- Records provided:

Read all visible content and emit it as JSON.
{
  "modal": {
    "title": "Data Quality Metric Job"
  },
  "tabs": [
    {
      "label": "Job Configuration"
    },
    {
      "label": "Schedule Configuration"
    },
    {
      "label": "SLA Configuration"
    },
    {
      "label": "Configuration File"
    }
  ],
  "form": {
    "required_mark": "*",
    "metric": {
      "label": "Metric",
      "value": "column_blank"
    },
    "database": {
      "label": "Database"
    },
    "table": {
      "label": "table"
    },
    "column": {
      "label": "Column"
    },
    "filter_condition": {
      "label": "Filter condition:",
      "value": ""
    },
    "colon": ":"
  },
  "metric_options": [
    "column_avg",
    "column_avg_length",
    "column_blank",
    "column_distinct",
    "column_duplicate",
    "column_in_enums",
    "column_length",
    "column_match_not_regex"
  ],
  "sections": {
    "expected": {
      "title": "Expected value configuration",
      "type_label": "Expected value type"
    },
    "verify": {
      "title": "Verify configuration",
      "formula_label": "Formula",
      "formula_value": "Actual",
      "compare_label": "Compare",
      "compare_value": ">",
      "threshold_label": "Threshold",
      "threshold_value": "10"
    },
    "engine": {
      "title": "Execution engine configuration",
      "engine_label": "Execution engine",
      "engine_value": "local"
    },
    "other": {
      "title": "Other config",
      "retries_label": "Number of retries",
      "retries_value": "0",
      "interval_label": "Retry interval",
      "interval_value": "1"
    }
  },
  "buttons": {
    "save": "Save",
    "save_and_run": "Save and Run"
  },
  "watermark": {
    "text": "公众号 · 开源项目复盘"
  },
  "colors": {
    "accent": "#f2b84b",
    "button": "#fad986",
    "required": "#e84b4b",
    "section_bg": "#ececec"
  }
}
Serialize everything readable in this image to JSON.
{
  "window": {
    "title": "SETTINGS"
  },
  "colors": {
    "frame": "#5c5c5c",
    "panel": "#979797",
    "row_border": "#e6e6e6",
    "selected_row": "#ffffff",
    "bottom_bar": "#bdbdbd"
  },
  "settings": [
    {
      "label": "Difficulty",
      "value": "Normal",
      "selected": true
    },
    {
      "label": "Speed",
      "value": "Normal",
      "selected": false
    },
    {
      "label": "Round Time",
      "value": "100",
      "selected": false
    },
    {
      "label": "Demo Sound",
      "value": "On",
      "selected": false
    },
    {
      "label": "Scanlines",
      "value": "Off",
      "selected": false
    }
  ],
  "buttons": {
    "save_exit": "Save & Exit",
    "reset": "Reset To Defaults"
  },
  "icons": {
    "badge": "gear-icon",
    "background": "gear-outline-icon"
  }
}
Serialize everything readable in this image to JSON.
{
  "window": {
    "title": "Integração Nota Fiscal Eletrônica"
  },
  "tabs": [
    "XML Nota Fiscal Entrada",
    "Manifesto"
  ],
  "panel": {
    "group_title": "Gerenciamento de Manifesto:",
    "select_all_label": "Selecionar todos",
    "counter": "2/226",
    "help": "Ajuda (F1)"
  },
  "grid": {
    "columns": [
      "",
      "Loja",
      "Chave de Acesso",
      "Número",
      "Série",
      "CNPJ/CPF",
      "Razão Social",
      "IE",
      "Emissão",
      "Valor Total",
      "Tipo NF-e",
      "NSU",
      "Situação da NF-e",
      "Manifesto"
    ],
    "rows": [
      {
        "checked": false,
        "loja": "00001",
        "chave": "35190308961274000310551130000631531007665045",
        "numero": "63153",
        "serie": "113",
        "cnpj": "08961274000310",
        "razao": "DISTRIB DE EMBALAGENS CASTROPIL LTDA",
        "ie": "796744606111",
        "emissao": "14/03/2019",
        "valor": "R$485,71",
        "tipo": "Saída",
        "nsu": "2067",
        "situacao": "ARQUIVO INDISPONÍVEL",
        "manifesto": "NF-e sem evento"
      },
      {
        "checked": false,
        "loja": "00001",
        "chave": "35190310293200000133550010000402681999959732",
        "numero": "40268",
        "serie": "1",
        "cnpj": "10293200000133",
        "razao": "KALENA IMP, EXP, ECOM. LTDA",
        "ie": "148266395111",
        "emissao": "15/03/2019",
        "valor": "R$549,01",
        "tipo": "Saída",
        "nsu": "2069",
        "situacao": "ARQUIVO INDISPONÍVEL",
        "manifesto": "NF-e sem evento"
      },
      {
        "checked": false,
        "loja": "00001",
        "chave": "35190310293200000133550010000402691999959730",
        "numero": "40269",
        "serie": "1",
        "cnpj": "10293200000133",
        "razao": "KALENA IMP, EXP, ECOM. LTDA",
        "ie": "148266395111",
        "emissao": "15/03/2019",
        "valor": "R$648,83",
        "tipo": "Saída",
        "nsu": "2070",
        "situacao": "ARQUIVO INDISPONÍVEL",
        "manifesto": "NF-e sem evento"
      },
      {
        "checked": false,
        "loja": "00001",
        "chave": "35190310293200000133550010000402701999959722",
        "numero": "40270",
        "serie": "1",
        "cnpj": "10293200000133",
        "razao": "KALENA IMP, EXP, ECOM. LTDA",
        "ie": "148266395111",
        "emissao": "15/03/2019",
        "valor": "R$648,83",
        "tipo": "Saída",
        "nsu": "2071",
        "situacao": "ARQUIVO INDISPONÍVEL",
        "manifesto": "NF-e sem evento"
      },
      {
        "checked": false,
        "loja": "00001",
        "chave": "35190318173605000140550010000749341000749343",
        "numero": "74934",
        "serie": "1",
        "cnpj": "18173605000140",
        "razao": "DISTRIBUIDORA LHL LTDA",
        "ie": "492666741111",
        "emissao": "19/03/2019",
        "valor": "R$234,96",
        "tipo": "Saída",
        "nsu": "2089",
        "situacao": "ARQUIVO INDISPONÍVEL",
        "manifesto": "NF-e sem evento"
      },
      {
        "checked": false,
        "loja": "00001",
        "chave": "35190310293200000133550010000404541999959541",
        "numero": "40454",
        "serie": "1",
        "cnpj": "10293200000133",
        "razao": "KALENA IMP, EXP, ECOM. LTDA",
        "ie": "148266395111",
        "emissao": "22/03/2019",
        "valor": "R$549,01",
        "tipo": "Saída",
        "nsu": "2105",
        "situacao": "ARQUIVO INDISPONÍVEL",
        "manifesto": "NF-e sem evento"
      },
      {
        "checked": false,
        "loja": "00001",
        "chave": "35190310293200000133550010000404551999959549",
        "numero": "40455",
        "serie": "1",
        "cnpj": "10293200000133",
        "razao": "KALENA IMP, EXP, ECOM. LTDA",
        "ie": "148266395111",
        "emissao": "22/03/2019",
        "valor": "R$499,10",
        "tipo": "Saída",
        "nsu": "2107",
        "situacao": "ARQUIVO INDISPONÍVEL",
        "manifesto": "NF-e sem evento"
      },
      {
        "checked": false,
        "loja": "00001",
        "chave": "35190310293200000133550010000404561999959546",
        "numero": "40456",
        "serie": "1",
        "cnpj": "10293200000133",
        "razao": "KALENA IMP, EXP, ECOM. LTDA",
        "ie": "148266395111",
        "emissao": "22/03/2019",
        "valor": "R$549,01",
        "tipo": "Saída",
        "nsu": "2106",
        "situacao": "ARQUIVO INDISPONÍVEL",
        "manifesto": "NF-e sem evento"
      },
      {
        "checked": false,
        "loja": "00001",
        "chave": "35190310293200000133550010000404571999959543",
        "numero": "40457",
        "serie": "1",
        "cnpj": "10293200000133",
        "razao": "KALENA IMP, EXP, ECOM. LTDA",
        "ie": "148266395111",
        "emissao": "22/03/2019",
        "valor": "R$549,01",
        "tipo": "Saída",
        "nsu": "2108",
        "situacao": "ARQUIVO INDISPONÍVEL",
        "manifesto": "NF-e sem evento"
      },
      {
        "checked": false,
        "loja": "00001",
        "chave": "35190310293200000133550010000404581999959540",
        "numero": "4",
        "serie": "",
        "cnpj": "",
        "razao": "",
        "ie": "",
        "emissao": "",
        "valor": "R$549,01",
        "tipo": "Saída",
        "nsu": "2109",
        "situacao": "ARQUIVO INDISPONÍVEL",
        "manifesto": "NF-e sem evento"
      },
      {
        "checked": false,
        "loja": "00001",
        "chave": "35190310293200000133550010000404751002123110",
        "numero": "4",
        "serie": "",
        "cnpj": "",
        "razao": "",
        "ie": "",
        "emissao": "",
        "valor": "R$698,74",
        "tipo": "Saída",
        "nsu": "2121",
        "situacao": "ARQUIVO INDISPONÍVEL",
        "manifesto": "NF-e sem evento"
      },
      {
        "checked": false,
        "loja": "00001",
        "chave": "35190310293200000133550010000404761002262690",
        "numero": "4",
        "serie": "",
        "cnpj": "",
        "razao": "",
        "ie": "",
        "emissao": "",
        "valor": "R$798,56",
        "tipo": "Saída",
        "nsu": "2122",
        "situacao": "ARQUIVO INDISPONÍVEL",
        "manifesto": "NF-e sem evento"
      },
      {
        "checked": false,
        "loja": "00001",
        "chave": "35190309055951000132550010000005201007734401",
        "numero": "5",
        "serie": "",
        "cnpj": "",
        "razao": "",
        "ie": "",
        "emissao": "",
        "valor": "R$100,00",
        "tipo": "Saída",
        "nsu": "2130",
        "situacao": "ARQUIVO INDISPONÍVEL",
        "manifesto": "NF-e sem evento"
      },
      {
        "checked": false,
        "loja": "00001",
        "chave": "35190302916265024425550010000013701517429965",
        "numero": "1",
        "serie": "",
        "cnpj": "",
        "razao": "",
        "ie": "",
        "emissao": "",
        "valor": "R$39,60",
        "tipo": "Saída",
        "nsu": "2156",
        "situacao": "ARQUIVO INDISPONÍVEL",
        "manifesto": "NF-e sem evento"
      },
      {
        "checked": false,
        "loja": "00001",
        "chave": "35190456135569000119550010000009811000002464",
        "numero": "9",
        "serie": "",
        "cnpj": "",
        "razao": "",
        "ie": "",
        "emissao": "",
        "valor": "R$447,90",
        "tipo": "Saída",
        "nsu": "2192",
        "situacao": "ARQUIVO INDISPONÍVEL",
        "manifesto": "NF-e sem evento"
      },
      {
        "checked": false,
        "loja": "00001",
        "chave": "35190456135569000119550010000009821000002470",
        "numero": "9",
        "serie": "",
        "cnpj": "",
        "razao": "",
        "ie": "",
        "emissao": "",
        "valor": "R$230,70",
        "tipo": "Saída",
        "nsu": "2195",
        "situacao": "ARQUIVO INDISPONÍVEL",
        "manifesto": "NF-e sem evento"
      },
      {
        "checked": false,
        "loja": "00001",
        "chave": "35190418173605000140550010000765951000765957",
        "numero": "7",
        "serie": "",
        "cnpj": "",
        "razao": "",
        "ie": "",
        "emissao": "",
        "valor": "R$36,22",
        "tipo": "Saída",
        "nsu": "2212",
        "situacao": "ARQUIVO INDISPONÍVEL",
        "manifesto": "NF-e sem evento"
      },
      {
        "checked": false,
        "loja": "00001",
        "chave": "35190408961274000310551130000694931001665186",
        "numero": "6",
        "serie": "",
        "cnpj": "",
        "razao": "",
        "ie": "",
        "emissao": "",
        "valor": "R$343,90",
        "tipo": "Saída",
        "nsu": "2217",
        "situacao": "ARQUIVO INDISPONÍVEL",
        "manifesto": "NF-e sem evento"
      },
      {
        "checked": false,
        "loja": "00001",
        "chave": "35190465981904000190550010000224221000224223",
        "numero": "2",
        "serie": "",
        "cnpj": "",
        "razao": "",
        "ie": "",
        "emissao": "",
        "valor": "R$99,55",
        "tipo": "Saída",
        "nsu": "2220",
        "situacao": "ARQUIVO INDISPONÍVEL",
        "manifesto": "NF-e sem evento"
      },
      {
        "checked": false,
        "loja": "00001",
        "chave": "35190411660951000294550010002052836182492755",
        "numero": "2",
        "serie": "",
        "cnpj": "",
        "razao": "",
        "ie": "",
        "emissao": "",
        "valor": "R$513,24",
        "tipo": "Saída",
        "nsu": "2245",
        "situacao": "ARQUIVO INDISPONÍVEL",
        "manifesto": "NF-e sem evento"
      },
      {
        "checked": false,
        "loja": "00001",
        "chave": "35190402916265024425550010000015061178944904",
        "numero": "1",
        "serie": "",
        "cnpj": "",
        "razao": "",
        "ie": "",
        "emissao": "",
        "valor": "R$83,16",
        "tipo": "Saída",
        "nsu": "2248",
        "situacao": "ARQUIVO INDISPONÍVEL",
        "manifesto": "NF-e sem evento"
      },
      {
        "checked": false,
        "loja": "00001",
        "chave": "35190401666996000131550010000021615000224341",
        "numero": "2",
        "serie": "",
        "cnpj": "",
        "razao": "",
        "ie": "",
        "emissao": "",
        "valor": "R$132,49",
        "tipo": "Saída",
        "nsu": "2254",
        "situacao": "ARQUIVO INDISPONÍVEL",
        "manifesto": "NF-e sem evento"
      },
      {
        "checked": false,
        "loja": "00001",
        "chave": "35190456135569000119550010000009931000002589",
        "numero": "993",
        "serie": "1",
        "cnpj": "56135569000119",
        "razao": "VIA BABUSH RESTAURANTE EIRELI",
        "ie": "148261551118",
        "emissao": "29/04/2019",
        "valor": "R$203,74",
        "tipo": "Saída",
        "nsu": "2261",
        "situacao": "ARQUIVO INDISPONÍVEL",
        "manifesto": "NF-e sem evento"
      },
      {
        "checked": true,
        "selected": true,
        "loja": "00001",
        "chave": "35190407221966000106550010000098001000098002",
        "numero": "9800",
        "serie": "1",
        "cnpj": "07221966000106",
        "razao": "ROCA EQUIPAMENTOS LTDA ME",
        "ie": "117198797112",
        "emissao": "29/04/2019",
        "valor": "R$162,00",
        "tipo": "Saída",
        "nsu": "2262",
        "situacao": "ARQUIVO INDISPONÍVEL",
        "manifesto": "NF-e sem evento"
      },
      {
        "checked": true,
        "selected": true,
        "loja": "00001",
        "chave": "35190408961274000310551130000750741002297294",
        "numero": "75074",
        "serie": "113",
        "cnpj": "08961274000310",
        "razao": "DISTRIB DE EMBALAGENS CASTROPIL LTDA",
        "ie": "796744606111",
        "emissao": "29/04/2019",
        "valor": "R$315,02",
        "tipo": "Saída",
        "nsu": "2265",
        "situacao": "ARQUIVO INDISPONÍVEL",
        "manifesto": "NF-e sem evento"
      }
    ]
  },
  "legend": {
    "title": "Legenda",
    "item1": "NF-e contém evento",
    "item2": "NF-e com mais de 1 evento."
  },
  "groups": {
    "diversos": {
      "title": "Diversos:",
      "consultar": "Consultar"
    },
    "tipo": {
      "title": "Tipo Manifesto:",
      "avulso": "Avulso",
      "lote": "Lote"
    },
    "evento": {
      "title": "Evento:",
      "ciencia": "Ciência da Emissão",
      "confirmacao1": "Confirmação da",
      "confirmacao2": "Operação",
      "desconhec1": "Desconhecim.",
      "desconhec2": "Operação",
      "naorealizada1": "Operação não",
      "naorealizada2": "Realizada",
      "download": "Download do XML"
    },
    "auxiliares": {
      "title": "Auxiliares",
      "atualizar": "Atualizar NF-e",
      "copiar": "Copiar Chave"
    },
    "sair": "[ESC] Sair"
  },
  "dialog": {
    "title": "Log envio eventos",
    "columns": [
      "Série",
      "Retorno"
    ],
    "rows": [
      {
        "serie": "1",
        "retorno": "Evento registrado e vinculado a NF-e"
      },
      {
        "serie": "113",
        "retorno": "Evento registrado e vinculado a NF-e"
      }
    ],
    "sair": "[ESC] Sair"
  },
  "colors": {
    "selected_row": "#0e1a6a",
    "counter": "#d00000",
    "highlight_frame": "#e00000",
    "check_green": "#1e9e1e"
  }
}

- Exercise brief:
Find and copy every line in the entries above where the string "Execution" occurs.

- Worked answer:
      "title": "Execution engine configuration",
      "engine_label": "Execution engine",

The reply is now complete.